──────── Input rows

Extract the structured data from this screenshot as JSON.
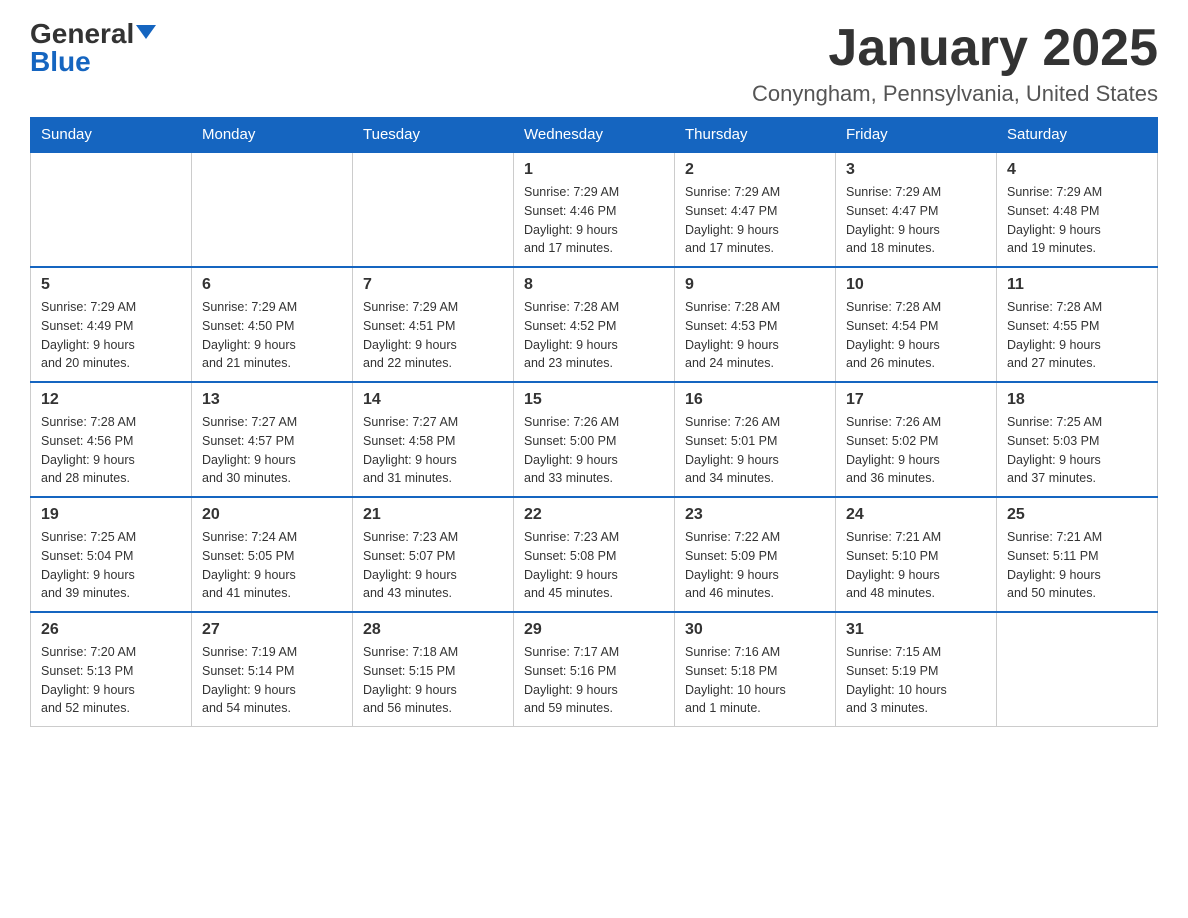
{
  "logo": {
    "general": "General",
    "blue": "Blue"
  },
  "title": {
    "month": "January 2025",
    "location": "Conyngham, Pennsylvania, United States"
  },
  "weekdays": [
    "Sunday",
    "Monday",
    "Tuesday",
    "Wednesday",
    "Thursday",
    "Friday",
    "Saturday"
  ],
  "weeks": [
    [
      {
        "day": "",
        "info": ""
      },
      {
        "day": "",
        "info": ""
      },
      {
        "day": "",
        "info": ""
      },
      {
        "day": "1",
        "info": "Sunrise: 7:29 AM\nSunset: 4:46 PM\nDaylight: 9 hours\nand 17 minutes."
      },
      {
        "day": "2",
        "info": "Sunrise: 7:29 AM\nSunset: 4:47 PM\nDaylight: 9 hours\nand 17 minutes."
      },
      {
        "day": "3",
        "info": "Sunrise: 7:29 AM\nSunset: 4:47 PM\nDaylight: 9 hours\nand 18 minutes."
      },
      {
        "day": "4",
        "info": "Sunrise: 7:29 AM\nSunset: 4:48 PM\nDaylight: 9 hours\nand 19 minutes."
      }
    ],
    [
      {
        "day": "5",
        "info": "Sunrise: 7:29 AM\nSunset: 4:49 PM\nDaylight: 9 hours\nand 20 minutes."
      },
      {
        "day": "6",
        "info": "Sunrise: 7:29 AM\nSunset: 4:50 PM\nDaylight: 9 hours\nand 21 minutes."
      },
      {
        "day": "7",
        "info": "Sunrise: 7:29 AM\nSunset: 4:51 PM\nDaylight: 9 hours\nand 22 minutes."
      },
      {
        "day": "8",
        "info": "Sunrise: 7:28 AM\nSunset: 4:52 PM\nDaylight: 9 hours\nand 23 minutes."
      },
      {
        "day": "9",
        "info": "Sunrise: 7:28 AM\nSunset: 4:53 PM\nDaylight: 9 hours\nand 24 minutes."
      },
      {
        "day": "10",
        "info": "Sunrise: 7:28 AM\nSunset: 4:54 PM\nDaylight: 9 hours\nand 26 minutes."
      },
      {
        "day": "11",
        "info": "Sunrise: 7:28 AM\nSunset: 4:55 PM\nDaylight: 9 hours\nand 27 minutes."
      }
    ],
    [
      {
        "day": "12",
        "info": "Sunrise: 7:28 AM\nSunset: 4:56 PM\nDaylight: 9 hours\nand 28 minutes."
      },
      {
        "day": "13",
        "info": "Sunrise: 7:27 AM\nSunset: 4:57 PM\nDaylight: 9 hours\nand 30 minutes."
      },
      {
        "day": "14",
        "info": "Sunrise: 7:27 AM\nSunset: 4:58 PM\nDaylight: 9 hours\nand 31 minutes."
      },
      {
        "day": "15",
        "info": "Sunrise: 7:26 AM\nSunset: 5:00 PM\nDaylight: 9 hours\nand 33 minutes."
      },
      {
        "day": "16",
        "info": "Sunrise: 7:26 AM\nSunset: 5:01 PM\nDaylight: 9 hours\nand 34 minutes."
      },
      {
        "day": "17",
        "info": "Sunrise: 7:26 AM\nSunset: 5:02 PM\nDaylight: 9 hours\nand 36 minutes."
      },
      {
        "day": "18",
        "info": "Sunrise: 7:25 AM\nSunset: 5:03 PM\nDaylight: 9 hours\nand 37 minutes."
      }
    ],
    [
      {
        "day": "19",
        "info": "Sunrise: 7:25 AM\nSunset: 5:04 PM\nDaylight: 9 hours\nand 39 minutes."
      },
      {
        "day": "20",
        "info": "Sunrise: 7:24 AM\nSunset: 5:05 PM\nDaylight: 9 hours\nand 41 minutes."
      },
      {
        "day": "21",
        "info": "Sunrise: 7:23 AM\nSunset: 5:07 PM\nDaylight: 9 hours\nand 43 minutes."
      },
      {
        "day": "22",
        "info": "Sunrise: 7:23 AM\nSunset: 5:08 PM\nDaylight: 9 hours\nand 45 minutes."
      },
      {
        "day": "23",
        "info": "Sunrise: 7:22 AM\nSunset: 5:09 PM\nDaylight: 9 hours\nand 46 minutes."
      },
      {
        "day": "24",
        "info": "Sunrise: 7:21 AM\nSunset: 5:10 PM\nDaylight: 9 hours\nand 48 minutes."
      },
      {
        "day": "25",
        "info": "Sunrise: 7:21 AM\nSunset: 5:11 PM\nDaylight: 9 hours\nand 50 minutes."
      }
    ],
    [
      {
        "day": "26",
        "info": "Sunrise: 7:20 AM\nSunset: 5:13 PM\nDaylight: 9 hours\nand 52 minutes."
      },
      {
        "day": "27",
        "info": "Sunrise: 7:19 AM\nSunset: 5:14 PM\nDaylight: 9 hours\nand 54 minutes."
      },
      {
        "day": "28",
        "info": "Sunrise: 7:18 AM\nSunset: 5:15 PM\nDaylight: 9 hours\nand 56 minutes."
      },
      {
        "day": "29",
        "info": "Sunrise: 7:17 AM\nSunset: 5:16 PM\nDaylight: 9 hours\nand 59 minutes."
      },
      {
        "day": "30",
        "info": "Sunrise: 7:16 AM\nSunset: 5:18 PM\nDaylight: 10 hours\nand 1 minute."
      },
      {
        "day": "31",
        "info": "Sunrise: 7:15 AM\nSunset: 5:19 PM\nDaylight: 10 hours\nand 3 minutes."
      },
      {
        "day": "",
        "info": ""
      }
    ]
  ]
}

────────────────

Print the records word for word and exclude any picture they hold.

Extract the structured data from this screenshot as JSON.
{
  "logo": {
    "general": "General",
    "blue": "Blue"
  },
  "title": {
    "month": "January 2025",
    "location": "Conyngham, Pennsylvania, United States"
  },
  "weekdays": [
    "Sunday",
    "Monday",
    "Tuesday",
    "Wednesday",
    "Thursday",
    "Friday",
    "Saturday"
  ],
  "weeks": [
    [
      {
        "day": "",
        "info": ""
      },
      {
        "day": "",
        "info": ""
      },
      {
        "day": "",
        "info": ""
      },
      {
        "day": "1",
        "info": "Sunrise: 7:29 AM\nSunset: 4:46 PM\nDaylight: 9 hours\nand 17 minutes."
      },
      {
        "day": "2",
        "info": "Sunrise: 7:29 AM\nSunset: 4:47 PM\nDaylight: 9 hours\nand 17 minutes."
      },
      {
        "day": "3",
        "info": "Sunrise: 7:29 AM\nSunset: 4:47 PM\nDaylight: 9 hours\nand 18 minutes."
      },
      {
        "day": "4",
        "info": "Sunrise: 7:29 AM\nSunset: 4:48 PM\nDaylight: 9 hours\nand 19 minutes."
      }
    ],
    [
      {
        "day": "5",
        "info": "Sunrise: 7:29 AM\nSunset: 4:49 PM\nDaylight: 9 hours\nand 20 minutes."
      },
      {
        "day": "6",
        "info": "Sunrise: 7:29 AM\nSunset: 4:50 PM\nDaylight: 9 hours\nand 21 minutes."
      },
      {
        "day": "7",
        "info": "Sunrise: 7:29 AM\nSunset: 4:51 PM\nDaylight: 9 hours\nand 22 minutes."
      },
      {
        "day": "8",
        "info": "Sunrise: 7:28 AM\nSunset: 4:52 PM\nDaylight: 9 hours\nand 23 minutes."
      },
      {
        "day": "9",
        "info": "Sunrise: 7:28 AM\nSunset: 4:53 PM\nDaylight: 9 hours\nand 24 minutes."
      },
      {
        "day": "10",
        "info": "Sunrise: 7:28 AM\nSunset: 4:54 PM\nDaylight: 9 hours\nand 26 minutes."
      },
      {
        "day": "11",
        "info": "Sunrise: 7:28 AM\nSunset: 4:55 PM\nDaylight: 9 hours\nand 27 minutes."
      }
    ],
    [
      {
        "day": "12",
        "info": "Sunrise: 7:28 AM\nSunset: 4:56 PM\nDaylight: 9 hours\nand 28 minutes."
      },
      {
        "day": "13",
        "info": "Sunrise: 7:27 AM\nSunset: 4:57 PM\nDaylight: 9 hours\nand 30 minutes."
      },
      {
        "day": "14",
        "info": "Sunrise: 7:27 AM\nSunset: 4:58 PM\nDaylight: 9 hours\nand 31 minutes."
      },
      {
        "day": "15",
        "info": "Sunrise: 7:26 AM\nSunset: 5:00 PM\nDaylight: 9 hours\nand 33 minutes."
      },
      {
        "day": "16",
        "info": "Sunrise: 7:26 AM\nSunset: 5:01 PM\nDaylight: 9 hours\nand 34 minutes."
      },
      {
        "day": "17",
        "info": "Sunrise: 7:26 AM\nSunset: 5:02 PM\nDaylight: 9 hours\nand 36 minutes."
      },
      {
        "day": "18",
        "info": "Sunrise: 7:25 AM\nSunset: 5:03 PM\nDaylight: 9 hours\nand 37 minutes."
      }
    ],
    [
      {
        "day": "19",
        "info": "Sunrise: 7:25 AM\nSunset: 5:04 PM\nDaylight: 9 hours\nand 39 minutes."
      },
      {
        "day": "20",
        "info": "Sunrise: 7:24 AM\nSunset: 5:05 PM\nDaylight: 9 hours\nand 41 minutes."
      },
      {
        "day": "21",
        "info": "Sunrise: 7:23 AM\nSunset: 5:07 PM\nDaylight: 9 hours\nand 43 minutes."
      },
      {
        "day": "22",
        "info": "Sunrise: 7:23 AM\nSunset: 5:08 PM\nDaylight: 9 hours\nand 45 minutes."
      },
      {
        "day": "23",
        "info": "Sunrise: 7:22 AM\nSunset: 5:09 PM\nDaylight: 9 hours\nand 46 minutes."
      },
      {
        "day": "24",
        "info": "Sunrise: 7:21 AM\nSunset: 5:10 PM\nDaylight: 9 hours\nand 48 minutes."
      },
      {
        "day": "25",
        "info": "Sunrise: 7:21 AM\nSunset: 5:11 PM\nDaylight: 9 hours\nand 50 minutes."
      }
    ],
    [
      {
        "day": "26",
        "info": "Sunrise: 7:20 AM\nSunset: 5:13 PM\nDaylight: 9 hours\nand 52 minutes."
      },
      {
        "day": "27",
        "info": "Sunrise: 7:19 AM\nSunset: 5:14 PM\nDaylight: 9 hours\nand 54 minutes."
      },
      {
        "day": "28",
        "info": "Sunrise: 7:18 AM\nSunset: 5:15 PM\nDaylight: 9 hours\nand 56 minutes."
      },
      {
        "day": "29",
        "info": "Sunrise: 7:17 AM\nSunset: 5:16 PM\nDaylight: 9 hours\nand 59 minutes."
      },
      {
        "day": "30",
        "info": "Sunrise: 7:16 AM\nSunset: 5:18 PM\nDaylight: 10 hours\nand 1 minute."
      },
      {
        "day": "31",
        "info": "Sunrise: 7:15 AM\nSunset: 5:19 PM\nDaylight: 10 hours\nand 3 minutes."
      },
      {
        "day": "",
        "info": ""
      }
    ]
  ]
}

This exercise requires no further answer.